◆ What is asked: Where a line holds the string "color", return that line.

◆ Records supplied:
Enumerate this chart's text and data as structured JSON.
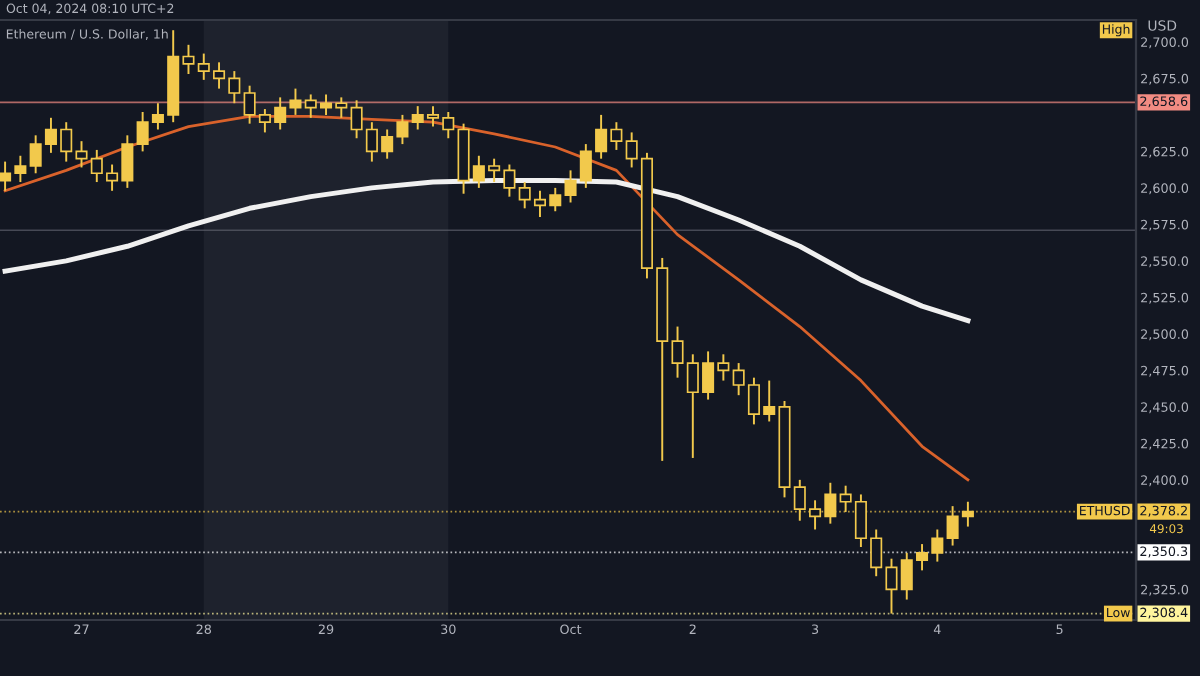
{
  "chart_data": {
    "type": "candlestick",
    "title": "Ethereum / U.S. Dollar, 1h",
    "ylabel": "USD",
    "color": "#f2c94c",
    "x": [
      "2024-09-26T09:00",
      "2024-09-26T12:00",
      "2024-09-26T15:00",
      "2024-09-26T18:00",
      "2024-09-26T21:00",
      "2024-09-27T00:00",
      "2024-09-27T03:00",
      "2024-09-27T06:00",
      "2024-09-27T09:00",
      "2024-09-27T12:00",
      "2024-09-27T15:00",
      "2024-09-27T18:00",
      "2024-09-27T21:00",
      "2024-09-28T00:00",
      "2024-09-28T03:00",
      "2024-09-28T06:00",
      "2024-09-28T09:00",
      "2024-09-28T12:00",
      "2024-09-28T15:00",
      "2024-09-28T18:00",
      "2024-09-28T21:00",
      "2024-09-29T00:00",
      "2024-09-29T03:00",
      "2024-09-29T06:00",
      "2024-09-29T09:00",
      "2024-09-29T12:00",
      "2024-09-29T15:00",
      "2024-09-29T18:00",
      "2024-09-29T21:00",
      "2024-09-30T00:00",
      "2024-09-30T03:00",
      "2024-09-30T06:00",
      "2024-09-30T09:00",
      "2024-09-30T12:00",
      "2024-09-30T15:00",
      "2024-09-30T18:00",
      "2024-09-30T21:00",
      "2024-10-01T00:00",
      "2024-10-01T03:00",
      "2024-10-01T06:00",
      "2024-10-01T09:00",
      "2024-10-01T12:00",
      "2024-10-01T15:00",
      "2024-10-01T18:00",
      "2024-10-01T21:00",
      "2024-10-02T00:00",
      "2024-10-02T03:00",
      "2024-10-02T06:00",
      "2024-10-02T09:00",
      "2024-10-02T12:00",
      "2024-10-02T15:00",
      "2024-10-02T18:00",
      "2024-10-02T21:00",
      "2024-10-03T00:00",
      "2024-10-03T03:00",
      "2024-10-03T06:00",
      "2024-10-03T09:00",
      "2024-10-03T12:00",
      "2024-10-03T15:00",
      "2024-10-03T18:00",
      "2024-10-03T21:00",
      "2024-10-04T00:00",
      "2024-10-04T03:00",
      "2024-10-04T06:00"
    ],
    "ohlc": [
      [
        2605,
        2618,
        2598,
        2610
      ],
      [
        2610,
        2622,
        2604,
        2615
      ],
      [
        2615,
        2636,
        2610,
        2630
      ],
      [
        2630,
        2648,
        2624,
        2640
      ],
      [
        2640,
        2645,
        2618,
        2625
      ],
      [
        2625,
        2632,
        2614,
        2620
      ],
      [
        2620,
        2626,
        2604,
        2610
      ],
      [
        2610,
        2616,
        2598,
        2605
      ],
      [
        2605,
        2636,
        2600,
        2630
      ],
      [
        2630,
        2652,
        2625,
        2645
      ],
      [
        2645,
        2658,
        2640,
        2650
      ],
      [
        2650,
        2708,
        2645,
        2690
      ],
      [
        2690,
        2698,
        2678,
        2685
      ],
      [
        2685,
        2692,
        2674,
        2680
      ],
      [
        2680,
        2686,
        2668,
        2675
      ],
      [
        2675,
        2680,
        2658,
        2665
      ],
      [
        2665,
        2670,
        2644,
        2650
      ],
      [
        2650,
        2654,
        2638,
        2645
      ],
      [
        2645,
        2662,
        2640,
        2655
      ],
      [
        2655,
        2668,
        2650,
        2660
      ],
      [
        2660,
        2664,
        2648,
        2655
      ],
      [
        2655,
        2664,
        2650,
        2658
      ],
      [
        2658,
        2662,
        2648,
        2655
      ],
      [
        2655,
        2660,
        2634,
        2640
      ],
      [
        2640,
        2645,
        2618,
        2625
      ],
      [
        2625,
        2640,
        2620,
        2635
      ],
      [
        2635,
        2650,
        2630,
        2645
      ],
      [
        2645,
        2656,
        2640,
        2650
      ],
      [
        2650,
        2656,
        2642,
        2648
      ],
      [
        2648,
        2652,
        2634,
        2640
      ],
      [
        2640,
        2644,
        2596,
        2605
      ],
      [
        2605,
        2622,
        2600,
        2615
      ],
      [
        2615,
        2620,
        2604,
        2612
      ],
      [
        2612,
        2616,
        2594,
        2600
      ],
      [
        2600,
        2604,
        2586,
        2592
      ],
      [
        2592,
        2598,
        2580,
        2588
      ],
      [
        2588,
        2600,
        2584,
        2595
      ],
      [
        2595,
        2612,
        2590,
        2605
      ],
      [
        2605,
        2630,
        2600,
        2625
      ],
      [
        2625,
        2650,
        2620,
        2640
      ],
      [
        2640,
        2645,
        2626,
        2632
      ],
      [
        2632,
        2638,
        2614,
        2620
      ],
      [
        2620,
        2624,
        2538,
        2545
      ],
      [
        2545,
        2552,
        2413,
        2495
      ],
      [
        2495,
        2505,
        2470,
        2480
      ],
      [
        2480,
        2486,
        2415,
        2460
      ],
      [
        2460,
        2488,
        2455,
        2480
      ],
      [
        2480,
        2486,
        2468,
        2475
      ],
      [
        2475,
        2480,
        2458,
        2465
      ],
      [
        2465,
        2470,
        2438,
        2445
      ],
      [
        2445,
        2468,
        2440,
        2450
      ],
      [
        2450,
        2454,
        2388,
        2395
      ],
      [
        2395,
        2400,
        2372,
        2380
      ],
      [
        2380,
        2386,
        2366,
        2375
      ],
      [
        2375,
        2398,
        2370,
        2390
      ],
      [
        2390,
        2396,
        2378,
        2385
      ],
      [
        2385,
        2390,
        2354,
        2360
      ],
      [
        2360,
        2366,
        2334,
        2340
      ],
      [
        2340,
        2346,
        2308.4,
        2325
      ],
      [
        2325,
        2350,
        2318,
        2345
      ],
      [
        2345,
        2356,
        2338,
        2350
      ],
      [
        2350,
        2366,
        2344,
        2360
      ],
      [
        2360,
        2382,
        2355,
        2375
      ],
      [
        2375,
        2385,
        2368,
        2378.2
      ]
    ],
    "series": [
      {
        "type": "line",
        "color": "#d9622b",
        "x": [
          "2024-09-26T09:00",
          "2024-09-26T21:00",
          "2024-09-27T09:00",
          "2024-09-27T21:00",
          "2024-09-28T09:00",
          "2024-09-28T21:00",
          "2024-09-29T09:00",
          "2024-09-29T21:00",
          "2024-09-30T09:00",
          "2024-09-30T21:00",
          "2024-10-01T09:00",
          "2024-10-01T21:00",
          "2024-10-02T09:00",
          "2024-10-02T21:00",
          "2024-10-03T09:00",
          "2024-10-03T21:00",
          "2024-10-04T06:00"
        ],
        "values": [
          2598,
          2612,
          2628,
          2642,
          2649,
          2649,
          2647,
          2645,
          2637,
          2628,
          2612,
          2568,
          2537,
          2505,
          2468,
          2423,
          2400
        ]
      },
      {
        "type": "line",
        "color": "#f0f0f0",
        "x": [
          "2024-09-26T09:00",
          "2024-09-26T21:00",
          "2024-09-27T09:00",
          "2024-09-27T21:00",
          "2024-09-28T09:00",
          "2024-09-28T21:00",
          "2024-09-29T09:00",
          "2024-09-29T21:00",
          "2024-09-30T09:00",
          "2024-09-30T21:00",
          "2024-10-01T09:00",
          "2024-10-01T21:00",
          "2024-10-02T09:00",
          "2024-10-02T21:00",
          "2024-10-03T09:00",
          "2024-10-03T21:00",
          "2024-10-04T06:00"
        ],
        "values": [
          2543,
          2550,
          2560,
          2574,
          2586,
          2594,
          2600,
          2604,
          2605,
          2605,
          2604,
          2594,
          2578,
          2560,
          2537,
          2519,
          2509
        ]
      }
    ],
    "xlim": [
      "2024-09-26T08:00",
      "2024-10-05T15:00"
    ],
    "xticks": [
      {
        "value": "2024-09-27",
        "label": "27"
      },
      {
        "value": "2024-09-28",
        "label": "28"
      },
      {
        "value": "2024-09-29",
        "label": "29"
      },
      {
        "value": "2024-09-30",
        "label": "30"
      },
      {
        "value": "2024-10-01",
        "label": "Oct"
      },
      {
        "value": "2024-10-02",
        "label": "2"
      },
      {
        "value": "2024-10-03",
        "label": "3"
      },
      {
        "value": "2024-10-04",
        "label": "4"
      },
      {
        "value": "2024-10-05",
        "label": "5"
      }
    ],
    "ylim": [
      2304,
      2715
    ],
    "yticks": [
      {
        "value": 2325,
        "label": "2,325.0"
      },
      {
        "value": 2400,
        "label": "2,400.0"
      },
      {
        "value": 2425,
        "label": "2,425.0"
      },
      {
        "value": 2450,
        "label": "2,450.0"
      },
      {
        "value": 2475,
        "label": "2,475.0"
      },
      {
        "value": 2500,
        "label": "2,500.0"
      },
      {
        "value": 2525,
        "label": "2,525.0"
      },
      {
        "value": 2550,
        "label": "2,550.0"
      },
      {
        "value": 2575,
        "label": "2,575.0"
      },
      {
        "value": 2600,
        "label": "2,600.0"
      },
      {
        "value": 2625,
        "label": "2,625.0"
      },
      {
        "value": 2675,
        "label": "2,675.0"
      },
      {
        "value": 2700,
        "label": "2,700.0"
      }
    ],
    "ref_lines": [
      {
        "axis": "y",
        "value": 2658.6,
        "label": "2,658.6",
        "color": "#f28b82",
        "line_style": "solid"
      },
      {
        "axis": "y",
        "value": 2571,
        "color": "#5d606b",
        "line_style": "solid"
      },
      {
        "axis": "y",
        "value": 2378.2,
        "label": "2,378.2",
        "color": "#f2c94c",
        "line_style": "dotted"
      },
      {
        "axis": "y",
        "value": 2350.3,
        "label": "2,350.3",
        "color": "#ffffff",
        "line_style": "dotted"
      },
      {
        "axis": "y",
        "value": 2308.4,
        "label": "2,308.4",
        "color": "#fff59d",
        "line_style": "dotted"
      }
    ],
    "bands": [
      {
        "axis": "x",
        "from": "2024-09-28T00:00",
        "to": "2024-09-30T00:00",
        "color": "#1e222d"
      }
    ],
    "annotations": [
      "Oct 04, 2024 08:10 UTC+2",
      {
        "text": "High",
        "y": 2708
      },
      {
        "text": "ETHUSD",
        "y": 2378.2
      },
      "49:03",
      {
        "text": "Low",
        "y": 2308.4
      }
    ],
    "grid": false
  }
}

◆ Exercise result:
    "color": "#f2c94c",
        "color": "#d9622b",
        "color": "#f0f0f0",
        "color": "#f28b82",
        "color": "#5d606b",
        "color": "#f2c94c",
        "color": "#ffffff",
        "color": "#fff59d",
        "color": "#1e222d"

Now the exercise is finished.